> [Problem to solve]: Reproduce the listing below character for character; drop every image.

> [Items]:
-----

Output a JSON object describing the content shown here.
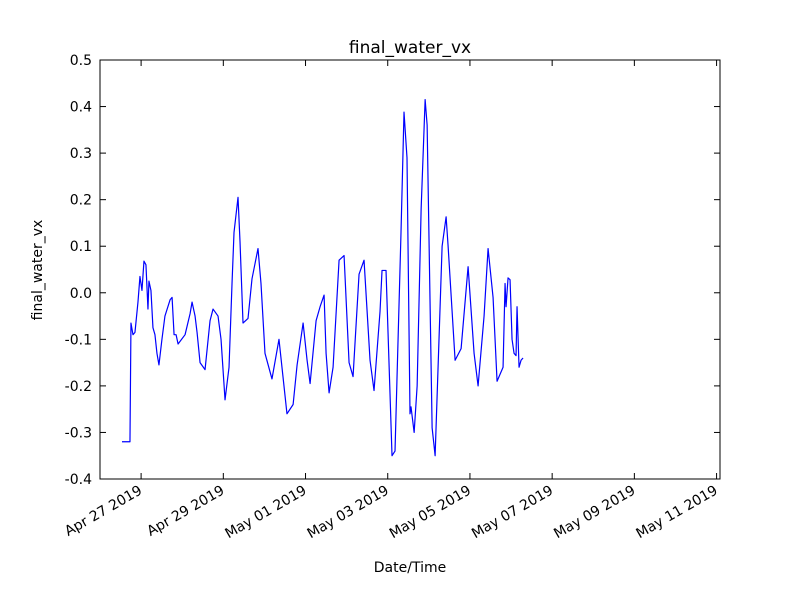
{
  "chart_data": {
    "type": "line",
    "title": "final_water_vx",
    "xlabel": "Date/Time",
    "ylabel": "final_water_vx",
    "color": "#0000ff",
    "x": [
      "2019-04-26 12:50",
      "2019-04-26 17:30",
      "2019-04-26 18:05",
      "2019-04-26 19:15",
      "2019-04-26 20:25",
      "2019-04-26 22:10",
      "2019-04-26 23:20",
      "2019-04-27 00:30",
      "2019-04-27 01:40",
      "2019-04-27 02:50",
      "2019-04-27 04:00",
      "2019-04-27 04:35",
      "2019-04-27 05:45",
      "2019-04-27 06:55",
      "2019-04-27 08:05",
      "2019-04-27 09:15",
      "2019-04-27 10:25",
      "2019-04-27 12:10",
      "2019-04-27 13:55",
      "2019-04-27 16:55",
      "2019-04-27 18:05",
      "2019-04-27 19:15",
      "2019-04-27 20:25",
      "2019-04-27 21:35",
      "2019-04-28 01:40",
      "2019-04-28 04:35",
      "2019-04-28 05:45",
      "2019-04-28 07:30",
      "2019-04-28 08:40",
      "2019-04-28 10:25",
      "2019-04-28 13:20",
      "2019-04-28 16:15",
      "2019-04-28 18:00",
      "2019-04-28 20:55",
      "2019-04-28 22:40",
      "2019-04-29 01:00",
      "2019-04-29 03:20",
      "2019-04-29 05:05",
      "2019-04-29 06:15",
      "2019-04-29 08:35",
      "2019-04-29 09:45",
      "2019-04-29 11:30",
      "2019-04-29 14:25",
      "2019-04-29 16:45",
      "2019-04-29 20:15",
      "2019-04-29 22:00",
      "2019-04-30 00:20",
      "2019-04-30 04:25",
      "2019-04-30 08:30",
      "2019-04-30 10:50",
      "2019-04-30 13:10",
      "2019-04-30 16:45",
      "2019-04-30 19:05",
      "2019-04-30 22:35",
      "2019-05-01 00:55",
      "2019-05-01 02:40",
      "2019-05-01 06:10",
      "2019-05-01 08:30",
      "2019-05-01 10:50",
      "2019-05-01 12:00",
      "2019-05-01 13:45",
      "2019-05-01 16:05",
      "2019-05-01 19:35",
      "2019-05-01 22:30",
      "2019-05-02 01:25",
      "2019-05-02 03:45",
      "2019-05-02 07:15",
      "2019-05-02 10:10",
      "2019-05-02 13:40",
      "2019-05-02 16:00",
      "2019-05-02 19:30",
      "2019-05-02 20:40",
      "2019-05-02 23:00",
      "2019-05-03 02:30",
      "2019-05-03 04:15",
      "2019-05-03 07:45",
      "2019-05-03 09:30",
      "2019-05-03 11:15",
      "2019-05-03 13:00",
      "2019-05-03 13:35",
      "2019-05-03 15:25",
      "2019-05-03 17:10",
      "2019-05-03 19:30",
      "2019-05-03 21:50",
      "2019-05-03 23:00",
      "2019-05-04 01:55",
      "2019-05-04 03:40",
      "2019-05-04 07:45",
      "2019-05-04 10:05",
      "2019-05-04 11:15",
      "2019-05-04 15:20",
      "2019-05-04 18:50",
      "2019-05-04 22:55",
      "2019-05-05 02:25",
      "2019-05-05 04:45",
      "2019-05-05 08:15",
      "2019-05-05 10:35",
      "2019-05-05 13:30",
      "2019-05-05 15:50",
      "2019-05-05 19:20",
      "2019-05-05 20:30",
      "2019-05-05 21:05",
      "2019-05-05 22:15",
      "2019-05-05 23:25",
      "2019-05-06 00:35",
      "2019-05-06 01:45",
      "2019-05-06 02:55",
      "2019-05-06 03:30",
      "2019-05-06 04:40",
      "2019-05-06 05:50",
      "2019-05-06 07:00"
    ],
    "values": [
      -0.32,
      -0.32,
      -0.065,
      -0.09,
      -0.085,
      -0.02,
      0.035,
      0.005,
      0.068,
      0.06,
      -0.035,
      0.025,
      0.005,
      -0.075,
      -0.09,
      -0.13,
      -0.155,
      -0.1,
      -0.05,
      -0.015,
      -0.01,
      -0.09,
      -0.09,
      -0.11,
      -0.09,
      -0.045,
      -0.02,
      -0.05,
      -0.085,
      -0.15,
      -0.165,
      -0.06,
      -0.035,
      -0.05,
      -0.1,
      -0.23,
      -0.16,
      0.02,
      0.13,
      0.205,
      0.11,
      -0.065,
      -0.055,
      0.03,
      0.095,
      0.02,
      -0.13,
      -0.185,
      -0.1,
      -0.18,
      -0.26,
      -0.24,
      -0.155,
      -0.065,
      -0.145,
      -0.195,
      -0.06,
      -0.03,
      -0.005,
      -0.13,
      -0.215,
      -0.16,
      0.07,
      0.08,
      -0.15,
      -0.18,
      0.04,
      0.07,
      -0.145,
      -0.21,
      -0.04,
      0.048,
      0.048,
      -0.35,
      -0.34,
      0.13,
      0.388,
      0.29,
      -0.26,
      -0.245,
      -0.3,
      -0.2,
      0.18,
      0.415,
      0.36,
      -0.29,
      -0.35,
      0.1,
      0.163,
      0.1,
      -0.145,
      -0.12,
      0.056,
      -0.13,
      -0.2,
      -0.05,
      0.095,
      -0.01,
      -0.19,
      -0.16,
      0.02,
      -0.03,
      0.032,
      0.028,
      -0.1,
      -0.13,
      -0.135,
      -0.03,
      -0.16,
      -0.145,
      -0.14
    ],
    "xlim": [
      "2019-04-26 00:00",
      "2019-05-11 02:00"
    ],
    "xticks": [
      {
        "value": "2019-04-27 00:00",
        "label": "Apr 27 2019"
      },
      {
        "value": "2019-04-29 00:00",
        "label": "Apr 29 2019"
      },
      {
        "value": "2019-05-01 00:00",
        "label": "May 01 2019"
      },
      {
        "value": "2019-05-03 00:00",
        "label": "May 03 2019"
      },
      {
        "value": "2019-05-05 00:00",
        "label": "May 05 2019"
      },
      {
        "value": "2019-05-07 00:00",
        "label": "May 07 2019"
      },
      {
        "value": "2019-05-09 00:00",
        "label": "May 09 2019"
      },
      {
        "value": "2019-05-11 00:00",
        "label": "May 11 2019"
      }
    ],
    "ylim": [
      -0.4,
      0.5
    ],
    "yticks": [
      -0.4,
      -0.3,
      -0.2,
      -0.1,
      {
        "value": 0,
        "label": "0.0"
      },
      0.1,
      0.2,
      0.3,
      0.4,
      0.5
    ],
    "grid": false
  }
}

-----

> [Expected answer]:
Output a JSON object describing the content shown here.
{
  "chart_data": {
    "type": "line",
    "title": "final_water_vx",
    "xlabel": "Date/Time",
    "ylabel": "final_water_vx",
    "color": "#0000ff",
    "x": [
      "2019-04-26 12:50",
      "2019-04-26 17:30",
      "2019-04-26 18:05",
      "2019-04-26 19:15",
      "2019-04-26 20:25",
      "2019-04-26 22:10",
      "2019-04-26 23:20",
      "2019-04-27 00:30",
      "2019-04-27 01:40",
      "2019-04-27 02:50",
      "2019-04-27 04:00",
      "2019-04-27 04:35",
      "2019-04-27 05:45",
      "2019-04-27 06:55",
      "2019-04-27 08:05",
      "2019-04-27 09:15",
      "2019-04-27 10:25",
      "2019-04-27 12:10",
      "2019-04-27 13:55",
      "2019-04-27 16:55",
      "2019-04-27 18:05",
      "2019-04-27 19:15",
      "2019-04-27 20:25",
      "2019-04-27 21:35",
      "2019-04-28 01:40",
      "2019-04-28 04:35",
      "2019-04-28 05:45",
      "2019-04-28 07:30",
      "2019-04-28 08:40",
      "2019-04-28 10:25",
      "2019-04-28 13:20",
      "2019-04-28 16:15",
      "2019-04-28 18:00",
      "2019-04-28 20:55",
      "2019-04-28 22:40",
      "2019-04-29 01:00",
      "2019-04-29 03:20",
      "2019-04-29 05:05",
      "2019-04-29 06:15",
      "2019-04-29 08:35",
      "2019-04-29 09:45",
      "2019-04-29 11:30",
      "2019-04-29 14:25",
      "2019-04-29 16:45",
      "2019-04-29 20:15",
      "2019-04-29 22:00",
      "2019-04-30 00:20",
      "2019-04-30 04:25",
      "2019-04-30 08:30",
      "2019-04-30 10:50",
      "2019-04-30 13:10",
      "2019-04-30 16:45",
      "2019-04-30 19:05",
      "2019-04-30 22:35",
      "2019-05-01 00:55",
      "2019-05-01 02:40",
      "2019-05-01 06:10",
      "2019-05-01 08:30",
      "2019-05-01 10:50",
      "2019-05-01 12:00",
      "2019-05-01 13:45",
      "2019-05-01 16:05",
      "2019-05-01 19:35",
      "2019-05-01 22:30",
      "2019-05-02 01:25",
      "2019-05-02 03:45",
      "2019-05-02 07:15",
      "2019-05-02 10:10",
      "2019-05-02 13:40",
      "2019-05-02 16:00",
      "2019-05-02 19:30",
      "2019-05-02 20:40",
      "2019-05-02 23:00",
      "2019-05-03 02:30",
      "2019-05-03 04:15",
      "2019-05-03 07:45",
      "2019-05-03 09:30",
      "2019-05-03 11:15",
      "2019-05-03 13:00",
      "2019-05-03 13:35",
      "2019-05-03 15:25",
      "2019-05-03 17:10",
      "2019-05-03 19:30",
      "2019-05-03 21:50",
      "2019-05-03 23:00",
      "2019-05-04 01:55",
      "2019-05-04 03:40",
      "2019-05-04 07:45",
      "2019-05-04 10:05",
      "2019-05-04 11:15",
      "2019-05-04 15:20",
      "2019-05-04 18:50",
      "2019-05-04 22:55",
      "2019-05-05 02:25",
      "2019-05-05 04:45",
      "2019-05-05 08:15",
      "2019-05-05 10:35",
      "2019-05-05 13:30",
      "2019-05-05 15:50",
      "2019-05-05 19:20",
      "2019-05-05 20:30",
      "2019-05-05 21:05",
      "2019-05-05 22:15",
      "2019-05-05 23:25",
      "2019-05-06 00:35",
      "2019-05-06 01:45",
      "2019-05-06 02:55",
      "2019-05-06 03:30",
      "2019-05-06 04:40",
      "2019-05-06 05:50",
      "2019-05-06 07:00"
    ],
    "values": [
      -0.32,
      -0.32,
      -0.065,
      -0.09,
      -0.085,
      -0.02,
      0.035,
      0.005,
      0.068,
      0.06,
      -0.035,
      0.025,
      0.005,
      -0.075,
      -0.09,
      -0.13,
      -0.155,
      -0.1,
      -0.05,
      -0.015,
      -0.01,
      -0.09,
      -0.09,
      -0.11,
      -0.09,
      -0.045,
      -0.02,
      -0.05,
      -0.085,
      -0.15,
      -0.165,
      -0.06,
      -0.035,
      -0.05,
      -0.1,
      -0.23,
      -0.16,
      0.02,
      0.13,
      0.205,
      0.11,
      -0.065,
      -0.055,
      0.03,
      0.095,
      0.02,
      -0.13,
      -0.185,
      -0.1,
      -0.18,
      -0.26,
      -0.24,
      -0.155,
      -0.065,
      -0.145,
      -0.195,
      -0.06,
      -0.03,
      -0.005,
      -0.13,
      -0.215,
      -0.16,
      0.07,
      0.08,
      -0.15,
      -0.18,
      0.04,
      0.07,
      -0.145,
      -0.21,
      -0.04,
      0.048,
      0.048,
      -0.35,
      -0.34,
      0.13,
      0.388,
      0.29,
      -0.26,
      -0.245,
      -0.3,
      -0.2,
      0.18,
      0.415,
      0.36,
      -0.29,
      -0.35,
      0.1,
      0.163,
      0.1,
      -0.145,
      -0.12,
      0.056,
      -0.13,
      -0.2,
      -0.05,
      0.095,
      -0.01,
      -0.19,
      -0.16,
      0.02,
      -0.03,
      0.032,
      0.028,
      -0.1,
      -0.13,
      -0.135,
      -0.03,
      -0.16,
      -0.145,
      -0.14
    ],
    "xlim": [
      "2019-04-26 00:00",
      "2019-05-11 02:00"
    ],
    "xticks": [
      {
        "value": "2019-04-27 00:00",
        "label": "Apr 27 2019"
      },
      {
        "value": "2019-04-29 00:00",
        "label": "Apr 29 2019"
      },
      {
        "value": "2019-05-01 00:00",
        "label": "May 01 2019"
      },
      {
        "value": "2019-05-03 00:00",
        "label": "May 03 2019"
      },
      {
        "value": "2019-05-05 00:00",
        "label": "May 05 2019"
      },
      {
        "value": "2019-05-07 00:00",
        "label": "May 07 2019"
      },
      {
        "value": "2019-05-09 00:00",
        "label": "May 09 2019"
      },
      {
        "value": "2019-05-11 00:00",
        "label": "May 11 2019"
      }
    ],
    "ylim": [
      -0.4,
      0.5
    ],
    "yticks": [
      -0.4,
      -0.3,
      -0.2,
      -0.1,
      {
        "value": 0,
        "label": "0.0"
      },
      0.1,
      0.2,
      0.3,
      0.4,
      0.5
    ],
    "grid": false
  }
}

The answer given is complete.